**Exercise goal**
Reproduce the entries in full, with no changes.
──────
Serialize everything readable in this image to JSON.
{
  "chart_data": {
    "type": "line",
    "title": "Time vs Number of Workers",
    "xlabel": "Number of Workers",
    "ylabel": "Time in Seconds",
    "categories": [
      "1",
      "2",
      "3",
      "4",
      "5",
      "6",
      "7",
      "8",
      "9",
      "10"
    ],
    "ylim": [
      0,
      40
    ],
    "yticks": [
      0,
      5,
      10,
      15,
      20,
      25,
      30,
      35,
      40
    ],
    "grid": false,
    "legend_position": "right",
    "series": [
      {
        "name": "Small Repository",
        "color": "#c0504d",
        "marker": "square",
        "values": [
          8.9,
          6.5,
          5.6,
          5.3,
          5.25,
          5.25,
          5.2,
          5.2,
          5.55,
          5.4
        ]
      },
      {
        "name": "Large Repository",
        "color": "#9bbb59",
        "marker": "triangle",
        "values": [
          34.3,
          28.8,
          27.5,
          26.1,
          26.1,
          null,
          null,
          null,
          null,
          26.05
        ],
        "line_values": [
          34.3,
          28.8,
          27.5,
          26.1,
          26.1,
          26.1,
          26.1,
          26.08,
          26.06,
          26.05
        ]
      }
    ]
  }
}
──────
**Task answer**
Serialize everything readable in this image to JSON.
{
  "chart_data": {
    "type": "line",
    "title": "Time vs Number of Workers",
    "xlabel": "Number of Workers",
    "ylabel": "Time in Seconds",
    "categories": [
      "1",
      "2",
      "3",
      "4",
      "5",
      "6",
      "7",
      "8",
      "9",
      "10"
    ],
    "ylim": [
      0,
      40
    ],
    "yticks": [
      0,
      5,
      10,
      15,
      20,
      25,
      30,
      35,
      40
    ],
    "grid": false,
    "legend_position": "right",
    "series": [
      {
        "name": "Small Repository",
        "color": "#c0504d",
        "marker": "square",
        "values": [
          8.9,
          6.5,
          5.6,
          5.3,
          5.25,
          5.25,
          5.2,
          5.2,
          5.55,
          5.4
        ]
      },
      {
        "name": "Large Repository",
        "color": "#9bbb59",
        "marker": "triangle",
        "values": [
          34.3,
          28.8,
          27.5,
          26.1,
          26.1,
          null,
          null,
          null,
          null,
          26.05
        ],
        "line_values": [
          34.3,
          28.8,
          27.5,
          26.1,
          26.1,
          26.1,
          26.1,
          26.08,
          26.06,
          26.05
        ]
      }
    ]
  }
}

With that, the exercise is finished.